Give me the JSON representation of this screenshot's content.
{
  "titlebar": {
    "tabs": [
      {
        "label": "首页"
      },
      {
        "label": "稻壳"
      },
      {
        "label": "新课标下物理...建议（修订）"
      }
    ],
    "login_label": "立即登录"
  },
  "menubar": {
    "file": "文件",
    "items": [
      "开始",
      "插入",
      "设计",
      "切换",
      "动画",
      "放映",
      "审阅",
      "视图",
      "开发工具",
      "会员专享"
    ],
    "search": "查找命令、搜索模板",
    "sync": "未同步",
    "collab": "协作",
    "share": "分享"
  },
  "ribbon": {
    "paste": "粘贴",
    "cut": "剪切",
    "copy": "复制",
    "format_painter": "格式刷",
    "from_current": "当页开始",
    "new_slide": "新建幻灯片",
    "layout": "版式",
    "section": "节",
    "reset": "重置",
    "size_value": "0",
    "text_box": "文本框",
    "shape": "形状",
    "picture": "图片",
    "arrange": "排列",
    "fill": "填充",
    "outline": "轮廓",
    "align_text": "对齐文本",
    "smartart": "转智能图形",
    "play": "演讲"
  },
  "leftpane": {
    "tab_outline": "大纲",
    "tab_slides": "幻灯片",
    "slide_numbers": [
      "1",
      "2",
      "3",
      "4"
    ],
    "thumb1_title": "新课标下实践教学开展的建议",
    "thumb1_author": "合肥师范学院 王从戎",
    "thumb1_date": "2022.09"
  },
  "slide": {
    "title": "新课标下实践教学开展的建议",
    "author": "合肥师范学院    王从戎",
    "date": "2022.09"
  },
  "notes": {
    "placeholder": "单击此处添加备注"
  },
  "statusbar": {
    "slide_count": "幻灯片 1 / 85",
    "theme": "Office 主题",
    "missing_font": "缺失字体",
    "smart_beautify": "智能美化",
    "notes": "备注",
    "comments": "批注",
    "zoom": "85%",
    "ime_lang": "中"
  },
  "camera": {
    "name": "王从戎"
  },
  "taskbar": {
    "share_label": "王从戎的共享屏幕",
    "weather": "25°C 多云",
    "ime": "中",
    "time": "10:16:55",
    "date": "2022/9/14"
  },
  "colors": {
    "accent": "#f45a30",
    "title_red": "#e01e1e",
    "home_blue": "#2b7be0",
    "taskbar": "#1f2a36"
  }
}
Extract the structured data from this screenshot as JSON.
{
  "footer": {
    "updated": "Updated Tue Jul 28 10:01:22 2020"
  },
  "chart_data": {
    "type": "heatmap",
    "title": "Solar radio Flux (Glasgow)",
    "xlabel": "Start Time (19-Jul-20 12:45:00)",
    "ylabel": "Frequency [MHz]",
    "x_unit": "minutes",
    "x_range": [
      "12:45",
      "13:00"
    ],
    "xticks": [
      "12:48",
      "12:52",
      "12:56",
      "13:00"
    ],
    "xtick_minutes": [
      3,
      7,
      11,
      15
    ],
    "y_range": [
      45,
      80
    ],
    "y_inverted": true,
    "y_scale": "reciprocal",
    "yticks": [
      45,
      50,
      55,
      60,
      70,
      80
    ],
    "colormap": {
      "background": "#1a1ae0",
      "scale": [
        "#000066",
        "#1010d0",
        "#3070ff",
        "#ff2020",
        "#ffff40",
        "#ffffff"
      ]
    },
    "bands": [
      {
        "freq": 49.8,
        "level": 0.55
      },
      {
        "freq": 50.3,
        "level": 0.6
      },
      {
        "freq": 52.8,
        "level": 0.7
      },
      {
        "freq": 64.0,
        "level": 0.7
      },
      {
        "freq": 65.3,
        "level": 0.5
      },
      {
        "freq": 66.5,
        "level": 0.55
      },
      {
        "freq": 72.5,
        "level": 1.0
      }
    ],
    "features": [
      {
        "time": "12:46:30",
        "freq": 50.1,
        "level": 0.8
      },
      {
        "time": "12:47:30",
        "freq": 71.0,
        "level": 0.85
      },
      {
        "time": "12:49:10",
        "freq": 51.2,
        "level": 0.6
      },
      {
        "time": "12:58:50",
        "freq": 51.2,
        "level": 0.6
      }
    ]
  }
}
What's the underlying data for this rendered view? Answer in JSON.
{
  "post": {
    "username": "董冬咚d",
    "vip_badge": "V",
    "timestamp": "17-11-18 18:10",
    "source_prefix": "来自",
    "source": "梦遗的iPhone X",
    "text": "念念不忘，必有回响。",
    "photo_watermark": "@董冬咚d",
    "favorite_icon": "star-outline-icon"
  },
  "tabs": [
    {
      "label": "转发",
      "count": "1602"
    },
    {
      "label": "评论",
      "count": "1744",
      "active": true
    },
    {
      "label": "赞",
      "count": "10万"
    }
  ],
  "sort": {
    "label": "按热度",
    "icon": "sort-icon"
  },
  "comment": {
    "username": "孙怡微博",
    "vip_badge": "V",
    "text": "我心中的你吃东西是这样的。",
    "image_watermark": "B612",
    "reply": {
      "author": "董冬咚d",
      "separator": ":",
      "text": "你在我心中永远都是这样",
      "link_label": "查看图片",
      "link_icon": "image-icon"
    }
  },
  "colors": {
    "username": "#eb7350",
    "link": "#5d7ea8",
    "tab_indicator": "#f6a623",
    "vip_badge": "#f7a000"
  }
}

[What the task requires]:
Copy the material above verbatim.

[Result]:
Give me the JSON representation of this screenshot's content.
{
  "titlebar": {
    "tabs": [
      {
        "label": "首页"
      },
      {
        "label": "稻壳"
      },
      {
        "label": "新课标下物理...建议（修订）"
      }
    ],
    "login_label": "立即登录"
  },
  "menubar": {
    "file": "文件",
    "items": [
      "开始",
      "插入",
      "设计",
      "切换",
      "动画",
      "放映",
      "审阅",
      "视图",
      "开发工具",
      "会员专享"
    ],
    "search": "查找命令、搜索模板",
    "sync": "未同步",
    "collab": "协作",
    "share": "分享"
  },
  "ribbon": {
    "paste": "粘贴",
    "cut": "剪切",
    "copy": "复制",
    "format_painter": "格式刷",
    "from_current": "当页开始",
    "new_slide": "新建幻灯片",
    "layout": "版式",
    "section": "节",
    "reset": "重置",
    "size_value": "0",
    "text_box": "文本框",
    "shape": "形状",
    "picture": "图片",
    "arrange": "排列",
    "fill": "填充",
    "outline": "轮廓",
    "align_text": "对齐文本",
    "smartart": "转智能图形",
    "play": "演讲"
  },
  "leftpane": {
    "tab_outline": "大纲",
    "tab_slides": "幻灯片",
    "slide_numbers": [
      "1",
      "2",
      "3",
      "4"
    ],
    "thumb1_title": "新课标下实践教学开展的建议",
    "thumb1_author": "合肥师范学院 王从戎",
    "thumb1_date": "2022.09"
  },
  "slide": {
    "title": "新课标下实践教学开展的建议",
    "author": "合肥师范学院    王从戎",
    "date": "2022.09"
  },
  "notes": {
    "placeholder": "单击此处添加备注"
  },
  "statusbar": {
    "slide_count": "幻灯片 1 / 85",
    "theme": "Office 主题",
    "missing_font": "缺失字体",
    "smart_beautify": "智能美化",
    "notes": "备注",
    "comments": "批注",
    "zoom": "85%",
    "ime_lang": "中"
  },
  "camera": {
    "name": "王从戎"
  },
  "taskbar": {
    "share_label": "王从戎的共享屏幕",
    "weather": "25°C 多云",
    "ime": "中",
    "time": "10:16:55",
    "date": "2022/9/14"
  },
  "colors": {
    "accent": "#f45a30",
    "title_red": "#e01e1e",
    "home_blue": "#2b7be0",
    "taskbar": "#1f2a36"
  }
}
Extract the structured data from this screenshot as JSON.
{
  "footer": {
    "updated": "Updated Tue Jul 28 10:01:22 2020"
  },
  "chart_data": {
    "type": "heatmap",
    "title": "Solar radio Flux (Glasgow)",
    "xlabel": "Start Time (19-Jul-20 12:45:00)",
    "ylabel": "Frequency [MHz]",
    "x_unit": "minutes",
    "x_range": [
      "12:45",
      "13:00"
    ],
    "xticks": [
      "12:48",
      "12:52",
      "12:56",
      "13:00"
    ],
    "xtick_minutes": [
      3,
      7,
      11,
      15
    ],
    "y_range": [
      45,
      80
    ],
    "y_inverted": true,
    "y_scale": "reciprocal",
    "yticks": [
      45,
      50,
      55,
      60,
      70,
      80
    ],
    "colormap": {
      "background": "#1a1ae0",
      "scale": [
        "#000066",
        "#1010d0",
        "#3070ff",
        "#ff2020",
        "#ffff40",
        "#ffffff"
      ]
    },
    "bands": [
      {
        "freq": 49.8,
        "level": 0.55
      },
      {
        "freq": 50.3,
        "level": 0.6
      },
      {
        "freq": 52.8,
        "level": 0.7
      },
      {
        "freq": 64.0,
        "level": 0.7
      },
      {
        "freq": 65.3,
        "level": 0.5
      },
      {
        "freq": 66.5,
        "level": 0.55
      },
      {
        "freq": 72.5,
        "level": 1.0
      }
    ],
    "features": [
      {
        "time": "12:46:30",
        "freq": 50.1,
        "level": 0.8
      },
      {
        "time": "12:47:30",
        "freq": 71.0,
        "level": 0.85
      },
      {
        "time": "12:49:10",
        "freq": 51.2,
        "level": 0.6
      },
      {
        "time": "12:58:50",
        "freq": 51.2,
        "level": 0.6
      }
    ]
  }
}
What's the underlying data for this rendered view? Answer in JSON.
{
  "post": {
    "username": "董冬咚d",
    "vip_badge": "V",
    "timestamp": "17-11-18 18:10",
    "source_prefix": "来自",
    "source": "梦遗的iPhone X",
    "text": "念念不忘，必有回响。",
    "photo_watermark": "@董冬咚d",
    "favorite_icon": "star-outline-icon"
  },
  "tabs": [
    {
      "label": "转发",
      "count": "1602"
    },
    {
      "label": "评论",
      "count": "1744",
      "active": true
    },
    {
      "label": "赞",
      "count": "10万"
    }
  ],
  "sort": {
    "label": "按热度",
    "icon": "sort-icon"
  },
  "comment": {
    "username": "孙怡微博",
    "vip_badge": "V",
    "text": "我心中的你吃东西是这样的。",
    "image_watermark": "B612",
    "reply": {
      "author": "董冬咚d",
      "separator": ":",
      "text": "你在我心中永远都是这样",
      "link_label": "查看图片",
      "link_icon": "image-icon"
    }
  },
  "colors": {
    "username": "#eb7350",
    "link": "#5d7ea8",
    "tab_indicator": "#f6a623",
    "vip_badge": "#f7a000"
  }
}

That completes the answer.